• _GIVEN PROBLEM_
Extract the text of each entry below exactly, leaving every image behind.
-- begin DATA LISTING --
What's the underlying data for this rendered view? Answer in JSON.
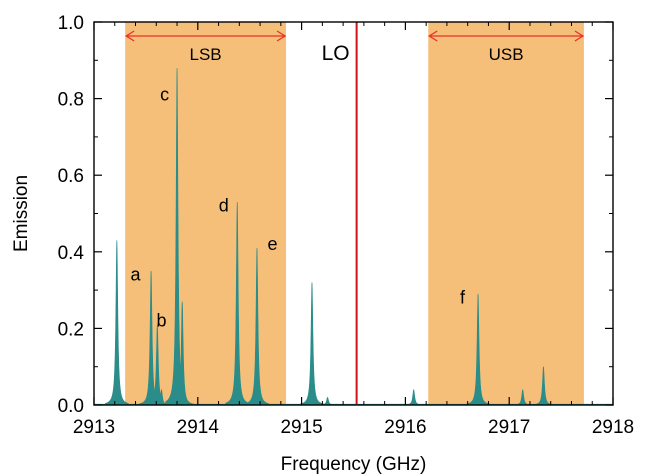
{
  "chart_data": {
    "type": "line",
    "xlabel": "Frequency (GHz)",
    "ylabel": "Emission",
    "xlim": [
      2913,
      2918
    ],
    "ylim": [
      0,
      1.0
    ],
    "x_ticks": [
      "2913",
      "2914",
      "2915",
      "2916",
      "2917",
      "2918"
    ],
    "y_ticks": [
      "0.0",
      "0.2",
      "0.4",
      "0.6",
      "0.8",
      "1.0"
    ],
    "grid": false,
    "fill_color": "#2a8d8a",
    "sidebands": [
      {
        "label": "LSB",
        "x_start": 2913.3,
        "x_end": 2914.85,
        "color": "#f5bf7a",
        "arrow_color": "#e8332b"
      },
      {
        "label": "USB",
        "x_start": 2916.22,
        "x_end": 2917.72,
        "color": "#f5bf7a",
        "arrow_color": "#e8332b"
      }
    ],
    "lo_line": {
      "label": "LO",
      "x": 2915.53,
      "color": "#d0121b"
    },
    "series": [
      {
        "x": [
          2913.22,
          2913.55,
          2913.61,
          2913.65,
          2913.8,
          2913.85,
          2914.38,
          2914.57,
          2915.1,
          2915.25,
          2916.08,
          2916.7,
          2917.13,
          2917.33
        ],
        "values": [
          0.43,
          0.35,
          0.21,
          0.04,
          0.88,
          0.27,
          0.53,
          0.41,
          0.32,
          0.02,
          0.04,
          0.29,
          0.04,
          0.1
        ]
      }
    ],
    "annotations": [
      {
        "text": "a",
        "x": 2913.4,
        "y": 0.325
      },
      {
        "text": "b",
        "x": 2913.65,
        "y": 0.205
      },
      {
        "text": "c",
        "x": 2913.68,
        "y": 0.795
      },
      {
        "text": "d",
        "x": 2914.25,
        "y": 0.505
      },
      {
        "text": "e",
        "x": 2914.72,
        "y": 0.405
      },
      {
        "text": "f",
        "x": 2916.55,
        "y": 0.265
      }
    ]
  }
}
-- end DATA LISTING --
• _WRITTEN SOLUTION_
What's the underlying data for this rendered view? Answer in JSON.
{
  "chart_data": {
    "type": "line",
    "xlabel": "Frequency (GHz)",
    "ylabel": "Emission",
    "xlim": [
      2913,
      2918
    ],
    "ylim": [
      0,
      1.0
    ],
    "x_ticks": [
      "2913",
      "2914",
      "2915",
      "2916",
      "2917",
      "2918"
    ],
    "y_ticks": [
      "0.0",
      "0.2",
      "0.4",
      "0.6",
      "0.8",
      "1.0"
    ],
    "grid": false,
    "fill_color": "#2a8d8a",
    "sidebands": [
      {
        "label": "LSB",
        "x_start": 2913.3,
        "x_end": 2914.85,
        "color": "#f5bf7a",
        "arrow_color": "#e8332b"
      },
      {
        "label": "USB",
        "x_start": 2916.22,
        "x_end": 2917.72,
        "color": "#f5bf7a",
        "arrow_color": "#e8332b"
      }
    ],
    "lo_line": {
      "label": "LO",
      "x": 2915.53,
      "color": "#d0121b"
    },
    "series": [
      {
        "x": [
          2913.22,
          2913.55,
          2913.61,
          2913.65,
          2913.8,
          2913.85,
          2914.38,
          2914.57,
          2915.1,
          2915.25,
          2916.08,
          2916.7,
          2917.13,
          2917.33
        ],
        "values": [
          0.43,
          0.35,
          0.21,
          0.04,
          0.88,
          0.27,
          0.53,
          0.41,
          0.32,
          0.02,
          0.04,
          0.29,
          0.04,
          0.1
        ]
      }
    ],
    "annotations": [
      {
        "text": "a",
        "x": 2913.4,
        "y": 0.325
      },
      {
        "text": "b",
        "x": 2913.65,
        "y": 0.205
      },
      {
        "text": "c",
        "x": 2913.68,
        "y": 0.795
      },
      {
        "text": "d",
        "x": 2914.25,
        "y": 0.505
      },
      {
        "text": "e",
        "x": 2914.72,
        "y": 0.405
      },
      {
        "text": "f",
        "x": 2916.55,
        "y": 0.265
      }
    ]
  }
}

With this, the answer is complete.